Exercise text:
'''

New Role of Therapy for Deceleration of Tumor Phenotype Progression

J Joo*, Cleveland Clinic, Cleveland, OH

Presentations

PO-GePV-T-445 (Sunday, 7/10/2022)   [Eastern Time (GMT-4)]

ePoster Forums

Purpose: According to NIH SEER data, current therapeutic schemas for distant advanced cancer induce acutely potent yet only short-lived responses and cannot prevent tumor recurrence. Therapy induces the transformation of any residual tumor cells to more aggressive and resistant phenotypes, and helps tumor cells colonize to distant sites via hematogenous circulation and systemic immunosuppressive effects. In this new light of therapy’s dual positive and negative roles, we propose a new therapy design not to achieve tumor extinction, but to slow down tumor progression.

'''

Extracted data:
'''

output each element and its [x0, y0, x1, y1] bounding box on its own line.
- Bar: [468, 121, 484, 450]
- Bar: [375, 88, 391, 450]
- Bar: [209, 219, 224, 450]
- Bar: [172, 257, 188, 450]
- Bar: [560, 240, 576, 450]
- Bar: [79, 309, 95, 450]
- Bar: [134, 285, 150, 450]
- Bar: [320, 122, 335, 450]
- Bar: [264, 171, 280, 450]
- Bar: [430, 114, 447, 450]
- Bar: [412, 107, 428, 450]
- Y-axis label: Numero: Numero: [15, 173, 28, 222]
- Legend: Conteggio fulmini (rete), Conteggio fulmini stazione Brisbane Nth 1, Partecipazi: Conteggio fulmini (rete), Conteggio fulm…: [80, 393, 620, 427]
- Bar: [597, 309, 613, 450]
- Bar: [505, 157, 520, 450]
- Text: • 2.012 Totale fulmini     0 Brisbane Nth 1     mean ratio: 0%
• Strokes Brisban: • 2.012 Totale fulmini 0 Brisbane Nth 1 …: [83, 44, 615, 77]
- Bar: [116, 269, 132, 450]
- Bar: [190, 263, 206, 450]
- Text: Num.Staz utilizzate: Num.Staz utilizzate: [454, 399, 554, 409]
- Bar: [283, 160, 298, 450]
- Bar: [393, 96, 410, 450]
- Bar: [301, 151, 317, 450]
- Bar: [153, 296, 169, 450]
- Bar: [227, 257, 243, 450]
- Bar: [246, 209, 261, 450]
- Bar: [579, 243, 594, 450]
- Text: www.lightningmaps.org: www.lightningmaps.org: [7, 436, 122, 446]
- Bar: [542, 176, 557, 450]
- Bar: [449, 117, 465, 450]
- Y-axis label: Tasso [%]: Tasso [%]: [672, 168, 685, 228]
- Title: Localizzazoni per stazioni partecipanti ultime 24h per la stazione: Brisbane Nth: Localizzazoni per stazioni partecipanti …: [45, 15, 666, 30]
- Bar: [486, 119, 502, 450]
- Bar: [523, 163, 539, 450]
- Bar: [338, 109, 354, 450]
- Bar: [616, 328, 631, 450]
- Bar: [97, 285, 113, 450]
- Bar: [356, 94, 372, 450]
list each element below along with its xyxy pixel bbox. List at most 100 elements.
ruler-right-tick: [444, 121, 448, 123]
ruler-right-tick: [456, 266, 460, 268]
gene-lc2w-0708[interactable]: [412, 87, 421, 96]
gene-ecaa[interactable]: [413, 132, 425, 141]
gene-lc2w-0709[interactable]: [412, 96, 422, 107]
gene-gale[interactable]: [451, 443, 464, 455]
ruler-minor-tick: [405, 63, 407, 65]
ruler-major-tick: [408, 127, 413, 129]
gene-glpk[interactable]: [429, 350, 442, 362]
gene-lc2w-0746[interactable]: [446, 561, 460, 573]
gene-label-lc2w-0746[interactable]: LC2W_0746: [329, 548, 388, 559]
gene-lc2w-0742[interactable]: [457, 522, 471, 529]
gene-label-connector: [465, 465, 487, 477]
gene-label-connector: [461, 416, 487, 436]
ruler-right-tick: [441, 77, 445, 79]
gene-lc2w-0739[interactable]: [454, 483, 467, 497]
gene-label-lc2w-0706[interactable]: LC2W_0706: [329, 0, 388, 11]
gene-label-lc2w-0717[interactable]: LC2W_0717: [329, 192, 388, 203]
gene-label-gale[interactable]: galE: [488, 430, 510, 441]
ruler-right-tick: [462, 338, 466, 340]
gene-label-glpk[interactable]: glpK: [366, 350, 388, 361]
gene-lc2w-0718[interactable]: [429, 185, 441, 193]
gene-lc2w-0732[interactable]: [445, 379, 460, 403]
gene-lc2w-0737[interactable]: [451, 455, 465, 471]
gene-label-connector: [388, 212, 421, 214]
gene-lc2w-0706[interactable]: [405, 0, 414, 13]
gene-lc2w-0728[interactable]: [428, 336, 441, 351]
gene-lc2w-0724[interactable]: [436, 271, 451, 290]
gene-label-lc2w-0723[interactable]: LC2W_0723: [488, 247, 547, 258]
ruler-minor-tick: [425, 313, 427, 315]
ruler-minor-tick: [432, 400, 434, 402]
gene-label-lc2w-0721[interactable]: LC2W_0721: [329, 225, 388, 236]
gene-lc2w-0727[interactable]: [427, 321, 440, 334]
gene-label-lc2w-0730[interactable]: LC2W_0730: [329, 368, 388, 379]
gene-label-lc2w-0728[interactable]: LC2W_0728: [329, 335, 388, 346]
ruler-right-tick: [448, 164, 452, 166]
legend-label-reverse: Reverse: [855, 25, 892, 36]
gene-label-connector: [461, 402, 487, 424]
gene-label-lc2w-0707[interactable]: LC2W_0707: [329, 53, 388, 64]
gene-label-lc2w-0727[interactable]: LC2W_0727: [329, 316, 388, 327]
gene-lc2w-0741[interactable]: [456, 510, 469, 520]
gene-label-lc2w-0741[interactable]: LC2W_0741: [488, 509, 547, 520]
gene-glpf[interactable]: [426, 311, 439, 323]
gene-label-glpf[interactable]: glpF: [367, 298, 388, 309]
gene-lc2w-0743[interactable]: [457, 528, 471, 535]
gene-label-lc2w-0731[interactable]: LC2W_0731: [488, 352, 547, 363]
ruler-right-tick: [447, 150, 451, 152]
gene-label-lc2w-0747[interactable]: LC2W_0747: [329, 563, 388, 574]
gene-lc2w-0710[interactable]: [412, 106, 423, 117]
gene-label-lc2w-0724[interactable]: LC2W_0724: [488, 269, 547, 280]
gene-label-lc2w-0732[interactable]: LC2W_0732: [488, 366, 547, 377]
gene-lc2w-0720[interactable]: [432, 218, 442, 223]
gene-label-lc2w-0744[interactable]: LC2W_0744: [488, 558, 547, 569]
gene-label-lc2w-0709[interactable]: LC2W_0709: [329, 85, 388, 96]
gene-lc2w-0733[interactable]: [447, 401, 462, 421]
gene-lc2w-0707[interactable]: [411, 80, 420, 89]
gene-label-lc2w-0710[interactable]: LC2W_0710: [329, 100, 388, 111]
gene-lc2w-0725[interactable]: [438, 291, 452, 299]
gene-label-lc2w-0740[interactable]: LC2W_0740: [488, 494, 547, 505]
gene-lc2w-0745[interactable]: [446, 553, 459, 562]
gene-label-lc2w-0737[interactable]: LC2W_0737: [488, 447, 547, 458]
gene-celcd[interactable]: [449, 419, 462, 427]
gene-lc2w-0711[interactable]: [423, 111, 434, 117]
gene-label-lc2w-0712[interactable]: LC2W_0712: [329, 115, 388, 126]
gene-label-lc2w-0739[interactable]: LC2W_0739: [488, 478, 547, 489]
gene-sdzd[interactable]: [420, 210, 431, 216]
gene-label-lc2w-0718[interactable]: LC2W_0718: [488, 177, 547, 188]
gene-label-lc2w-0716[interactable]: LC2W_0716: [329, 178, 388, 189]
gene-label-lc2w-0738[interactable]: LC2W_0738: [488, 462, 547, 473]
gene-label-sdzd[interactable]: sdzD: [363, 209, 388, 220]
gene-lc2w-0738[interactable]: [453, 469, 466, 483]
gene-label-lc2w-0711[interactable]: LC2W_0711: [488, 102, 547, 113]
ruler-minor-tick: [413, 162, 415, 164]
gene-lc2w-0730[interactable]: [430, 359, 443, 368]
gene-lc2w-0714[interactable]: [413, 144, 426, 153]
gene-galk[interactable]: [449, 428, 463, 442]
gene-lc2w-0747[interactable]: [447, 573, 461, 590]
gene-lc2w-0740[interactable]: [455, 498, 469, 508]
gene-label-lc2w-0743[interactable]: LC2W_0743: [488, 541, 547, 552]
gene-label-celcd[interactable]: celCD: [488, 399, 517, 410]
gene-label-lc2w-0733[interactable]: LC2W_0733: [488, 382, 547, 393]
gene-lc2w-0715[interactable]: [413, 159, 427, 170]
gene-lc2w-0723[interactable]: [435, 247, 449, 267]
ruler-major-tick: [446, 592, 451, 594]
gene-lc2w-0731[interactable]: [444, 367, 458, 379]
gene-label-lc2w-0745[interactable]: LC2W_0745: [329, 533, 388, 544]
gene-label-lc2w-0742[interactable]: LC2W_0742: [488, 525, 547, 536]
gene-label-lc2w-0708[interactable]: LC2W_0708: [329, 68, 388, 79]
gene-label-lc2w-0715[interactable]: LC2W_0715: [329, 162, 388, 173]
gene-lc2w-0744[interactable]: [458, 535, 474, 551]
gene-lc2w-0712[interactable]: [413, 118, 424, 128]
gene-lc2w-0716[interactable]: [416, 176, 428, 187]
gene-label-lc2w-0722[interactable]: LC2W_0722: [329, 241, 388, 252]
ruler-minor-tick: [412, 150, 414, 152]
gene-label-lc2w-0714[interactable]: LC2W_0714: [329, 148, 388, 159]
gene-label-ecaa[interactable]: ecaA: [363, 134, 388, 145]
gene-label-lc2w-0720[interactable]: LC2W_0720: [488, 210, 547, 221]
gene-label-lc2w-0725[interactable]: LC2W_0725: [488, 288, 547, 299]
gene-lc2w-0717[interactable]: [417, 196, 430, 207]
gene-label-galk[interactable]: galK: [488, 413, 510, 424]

'''

Complete the following:
(a) What data source does the tumor therapy abstract cite for its claim about current therapeutic schemas?
(b) List every presentation detail that the tumor therapy abstract gives between its author line and its purpose statement.
(c) Write out the passage of the tumor therapy abstract starting at "PO-GePV-T-445 (Sunday, 7/10/2022)" and ending at "down tumor progression.", word for word.

Solutions to the problems:
(a) NIH SEER data.

(b)
- PO-GePV-T-445
- Sunday, 7/10/2022
- Eastern Time (GMT-4)
- ePoster Forums

(c)
PO-GePV-T-445 (Sunday, 7/10/2022)   [Eastern Time (GMT-4)]

ePoster Forums

Purpose: According to NIH SEER data, current therapeutic schemas for distant advanced cancer induce acutely potent yet only short-lived responses and cannot prevent tumor recurrence. Therapy induces the transformation of any residual tumor cells to more aggressive and resistant phenotypes, and helps tumor cells colonize to distant sites via hematogenous circulation and systemic immunosuppressive effects. In this new light of therapy’s dual positive and negative roles, we propose a new therapy design not to achieve tumor extinction, but to slow down tumor progression.